* start EXERCISE MATERIAL *

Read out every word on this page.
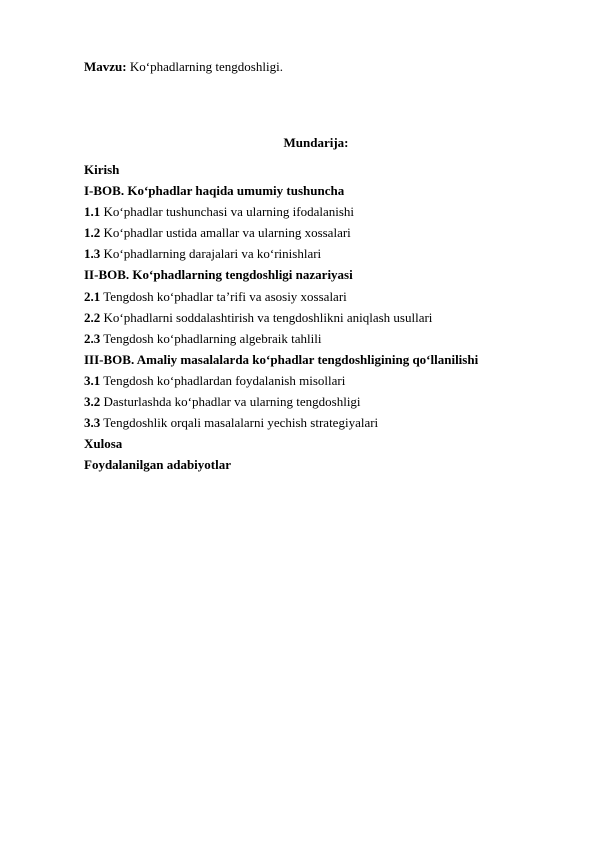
Mavzu: Ko‘phadlarning tengdoshligi.
Mundarija:
Kirish
I-BOB. Ko‘phadlar haqida umumiy tushuncha
1.1 Ko‘phadlar tushunchasi va ularning ifodalanishi
1.2 Ko‘phadlar ustida amallar va ularning xossalari
1.3 Ko‘phadlarning darajalari va ko‘rinishlari
II-BOB. Ko‘phadlarning tengdoshligi nazariyasi
2.1 Tengdosh ko‘phadlar ta’rifi va asosiy xossalari
2.2 Ko‘phadlarni soddalashtirish va tengdoshlikni aniqlash usullari
2.3 Tengdosh ko‘phadlarning algebraik tahlili
III-BOB. Amaliy masalalarda ko‘phadlar tengdoshligining qo‘llanilishi
3.1 Tengdosh ko‘phadlardan foydalanish misollari
3.2 Dasturlashda ko‘phadlar va ularning tengdoshligi
3.3 Tengdoshlik orqali masalalarni yechish strategiyalari
Xulosa
Foydalanilgan adabiyotlar
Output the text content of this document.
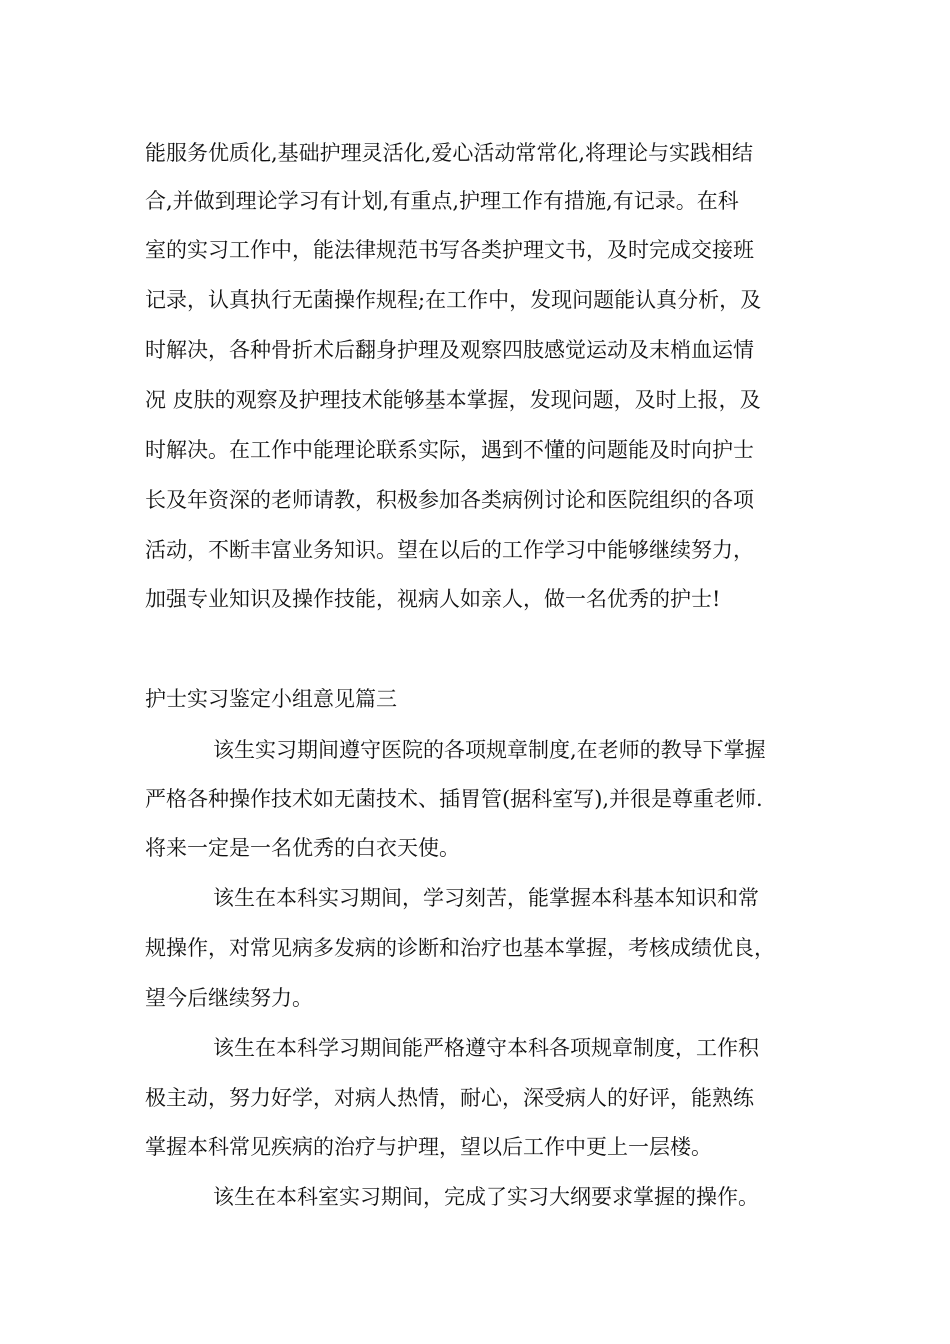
能服务优质化,基础护理灵活化,爱心活动常常化,将理论与实践相结
合,并做到理论学习有计划,有重点,护理工作有措施,有记录。在科
室的实习工作中，能法律规范书写各类护理文书，及时完成交接班
记录，认真执行无菌操作规程;在工作中，发现问题能认真分析，及
时解决，各种骨折术后翻身护理及观察四肢感觉运动及末梢血运情
况 皮肤的观察及护理技术能够基本掌握，发现问题，及时上报，及
时解决。在工作中能理论联系实际，遇到不懂的问题能及时向护士
长及年资深的老师请教，积极参加各类病例讨论和医院组织的各项
活动，不断丰富业务知识。望在以后的工作学习中能够继续努力，
加强专业知识及操作技能，视病人如亲人，做一名优秀的护士!
护士实习鉴定小组意见篇三
该生实习期间遵守医院的各项规章制度,在老师的教导下掌握
严格各种操作技术如无菌技术、插胃管(据科室写),并很是尊重老师.
将来一定是一名优秀的白衣天使。
该生在本科实习期间，学习刻苦，能掌握本科基本知识和常
规操作，对常见病多发病的诊断和治疗也基本掌握，考核成绩优良，
望今后继续努力。
该生在本科学习期间能严格遵守本科各项规章制度，工作积
极主动，努力好学，对病人热情，耐心，深受病人的好评，能熟练
掌握本科常见疾病的治疗与护理，望以后工作中更上一层楼。
该生在本科室实习期间，完成了实习大纲要求掌握的操作。
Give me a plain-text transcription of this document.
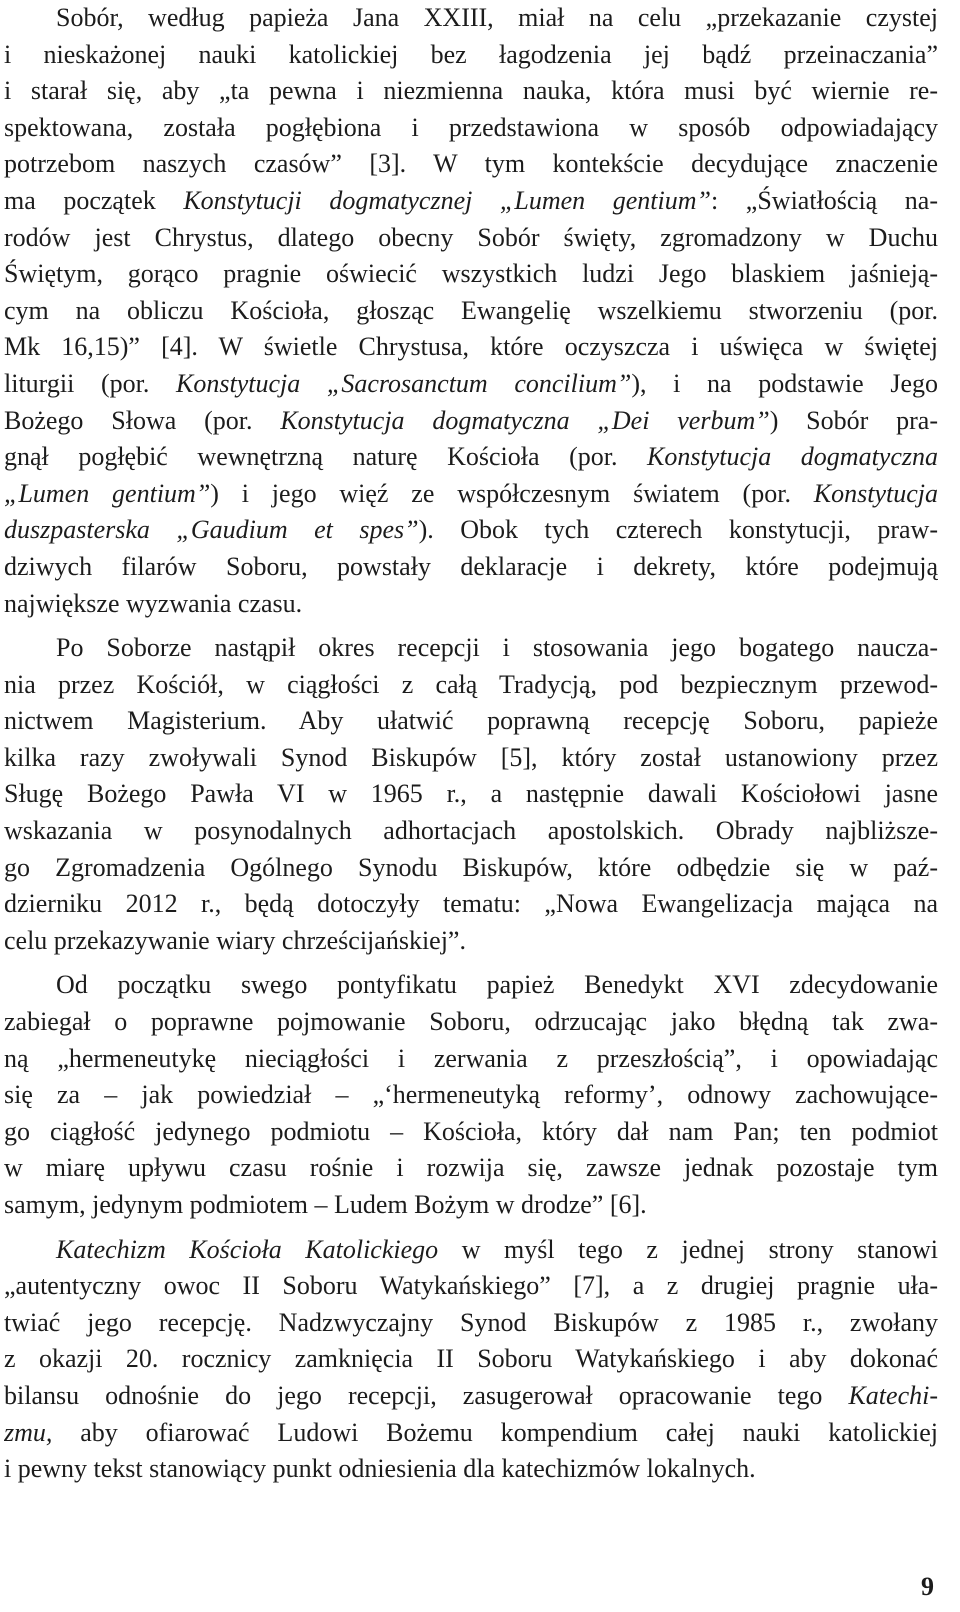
Sobór, według papieża Jana XXIII, miał na celu „przekazanie czystej
i nieskażonej nauki katolickiej bez łagodzenia jej bądź przeinaczania”
i starał się, aby „ta pewna i niezmienna nauka, która musi być wiernie re-
spektowana, została pogłębiona i przedstawiona w sposób odpowiadający
potrzebom naszych czasów” [3]. W tym kontekście decydujące znaczenie
ma początek Konstytucji dogmatycznej „Lumen gentium”: „Światłością na-
rodów jest Chrystus, dlatego obecny Sobór święty, zgromadzony w Duchu
Świętym, gorąco pragnie oświecić wszystkich ludzi Jego blaskiem jaśnieją-
cym na obliczu Kościoła, głosząc Ewangelię wszelkiemu stworzeniu (por.
Mk 16,15)” [4]. W świetle Chrystusa, które oczyszcza i uświęca w świętej
liturgii (por. Konstytucja „Sacrosanctum concilium”), i na podstawie Jego
Bożego Słowa (por. Konstytucja dogmatyczna „Dei verbum”) Sobór pra-
gnął pogłębić wewnętrzną naturę Kościoła (por. Konstytucja dogmatyczna
„Lumen gentium”) i jego więź ze współczesnym światem (por. Konstytucja
duszpasterska „Gaudium et spes”). Obok tych czterech konstytucji, praw-
dziwych filarów Soboru, powstały deklaracje i dekrety, które podejmują
największe wyzwania czasu.
Po Soborze nastąpił okres recepcji i stosowania jego bogatego naucza-
nia przez Kościół, w ciągłości z całą Tradycją, pod bezpiecznym przewod-
nictwem Magisterium. Aby ułatwić poprawną recepcję Soboru, papieże
kilka razy zwoływali Synod Biskupów [5], który został ustanowiony przez
Sługę Bożego Pawła VI w 1965 r., a następnie dawali Kościołowi jasne
wskazania w posynodalnych adhortacjach apostolskich. Obrady najbliższe-
go Zgromadzenia Ogólnego Synodu Biskupów, które odbędzie się w paź-
dzierniku 2012 r., będą dotoczyły tematu: „Nowa Ewangelizacja mająca na
celu przekazywanie wiary chrześcijańskiej”.
Od początku swego pontyfikatu papież Benedykt XVI zdecydowanie
zabiegał o poprawne pojmowanie Soboru, odrzucając jako błędną tak zwa-
ną „hermeneutykę nieciągłości i zerwania z przeszłością”, i opowiadając
się za – jak powiedział – „‘hermeneutyką reformy’, odnowy zachowujące-
go ciągłość jedynego podmiotu – Kościoła, który dał nam Pan; ten podmiot
w miarę upływu czasu rośnie i rozwija się, zawsze jednak pozostaje tym
samym, jedynym podmiotem – Ludem Bożym w drodze” [6].
Katechizm Kościoła Katolickiego w myśl tego z jednej strony stanowi
„autentyczny owoc II Soboru Watykańskiego” [7], a z drugiej pragnie uła-
twiać jego recepcję. Nadzwyczajny Synod Biskupów z 1985 r., zwołany
z okazji 20. rocznicy zamknięcia II Soboru Watykańskiego i aby dokonać
bilansu odnośnie do jego recepcji, zasugerował opracowanie tego Katechi-
zmu, aby ofiarować Ludowi Bożemu kompendium całej nauki katolickiej
i pewny tekst stanowiący punkt odniesienia dla katechizmów lokalnych.
9
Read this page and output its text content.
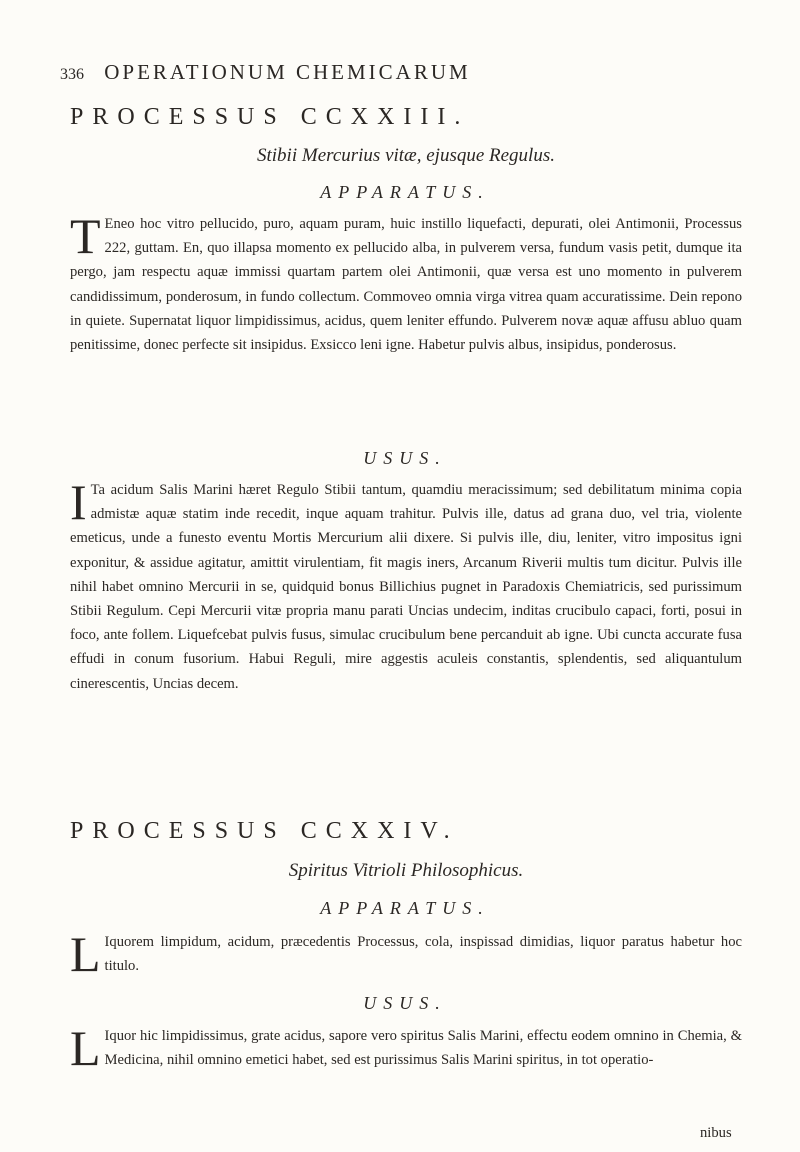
336 OPERATIONUM CHEMICARUM
PROCESSUS CCXXIII.
Stibii Mercurius vitæ, ejusque Regulus.
APPARATUS.

T Eneo hoc vitro pellucido, puro, aquam puram, huic instillo liquefacti, depurati, olei Antimonii, Processus 222, guttam. En, quo illapsa momento ex pellucido alba, in pulverem versa, fundum vasis petit, dumque ita pergo, jam respectu aquæ immissi quartam partem olei Antimonii, quæ versa est uno momento in pulverem candidissimum, ponderosum, in fundo collectum. Commoveo omnia virga vitrea quam accuratissime. Dein repono in quiete. Supernatat liquor limpidissimus, acidus, quem leniter effundo. Pulverem novæ aquæ affusu abluo quam penitissime, donec perfecte sit insipidus. Exsicco leni igne. Habetur pulvis albus, insipidus, ponderosus.

USUS.

I Ta acidum Salis Marini hæret Regulo Stibii tantum, quamdiu meracissimum; sed debilitatum minima copia admistæ aquæ statim inde recedit, inque aquam trahitur. Pulvis ille, datus ad grana duo, vel tria, violente emeticus, unde a funesto eventu Mortis Mercurium alii dixere. Si pulvis ille, diu, leniter, vitro impositus igni exponitur, & assidue agitatur, amittit virulentiam, fit magis iners, Arcanum Riverii multis tum dicitur. Pulvis ille nihil habet omnino Mercurii in se, quidquid bonus Billichius pugnet in Paradoxis Chemiatricis, sed purissimum Stibii Regulum. Cepi Mercurii vitæ propria manu parati Uncias undecim, inditas crucibulo capaci, forti, posui in foco, ante follem. Liquefcebat pulvis fusus, simulac crucibulum bene percanduit ab igne. Ubi cuncta accurate fusa effudi in conum fusorium. Habui Reguli, mire aggestis aculeis constantis, splendentis, sed aliquantulum cinerescentis, Uncias decem.

PROCESSUS CCXXIV.
Spiritus Vitrioli Philosophicus.
APPARATUS.

L Iquorem limpidum, acidum, præcedentis Processus, cola, inspissad dimidias, liquor paratus habetur hoc titulo.

USUS.

L Iquor hic limpidissimus, grate acidus, sapore vero spiritus Salis Marini, effectu eodem omnino in Chemia, & Medicina, nihil omnino emetici habet, sed est purissimus Salis Marini spiritus, in tot operatio-

nibus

* end EXERCISE MATERIAL *

GIVEN REQUEST: Check each line of the records for the word "Marini" and extract those that contain it.

THE COMPLETED TASK:
I Ta acidum Salis Marini hæret Regulo Stibii tantum, quamdiu meracissimum; sed debilitatum minima copia admistæ aquæ statim inde recedit, inque aquam trahitur. Pulvis ille, datus ad grana duo, vel tria, violente emeticus, unde a funesto eventu Mortis Mercurium alii dixere. Si pulvis ille, diu, leniter, vitro impositus igni exponitur, & assidue agitatur, amittit virulentiam, fit magis iners, Arcanum Riverii multis tum dicitur. Pulvis ille nihil habet omnino Mercurii in se, quidquid bonus Billichius pugnet in Paradoxis Chemiatricis, sed purissimum Stibii Regulum. Cepi Mercurii vitæ propria manu parati Uncias undecim, inditas crucibulo capaci, forti, posui in foco, ante follem. Liquefcebat pulvis fusus, simulac crucibulum bene percanduit ab igne. Ubi cuncta accurate fusa effudi in conum fusorium. Habui Reguli, mire aggestis aculeis constantis, splendentis, sed aliquantulum cinerescentis, Uncias decem.
L Iquor hic limpidissimus, grate acidus, sapore vero spiritus Salis Marini, effectu eodem omnino in Chemia, & Medicina, nihil omnino emetici habet, sed est purissimus Salis Marini spiritus, in tot operatio-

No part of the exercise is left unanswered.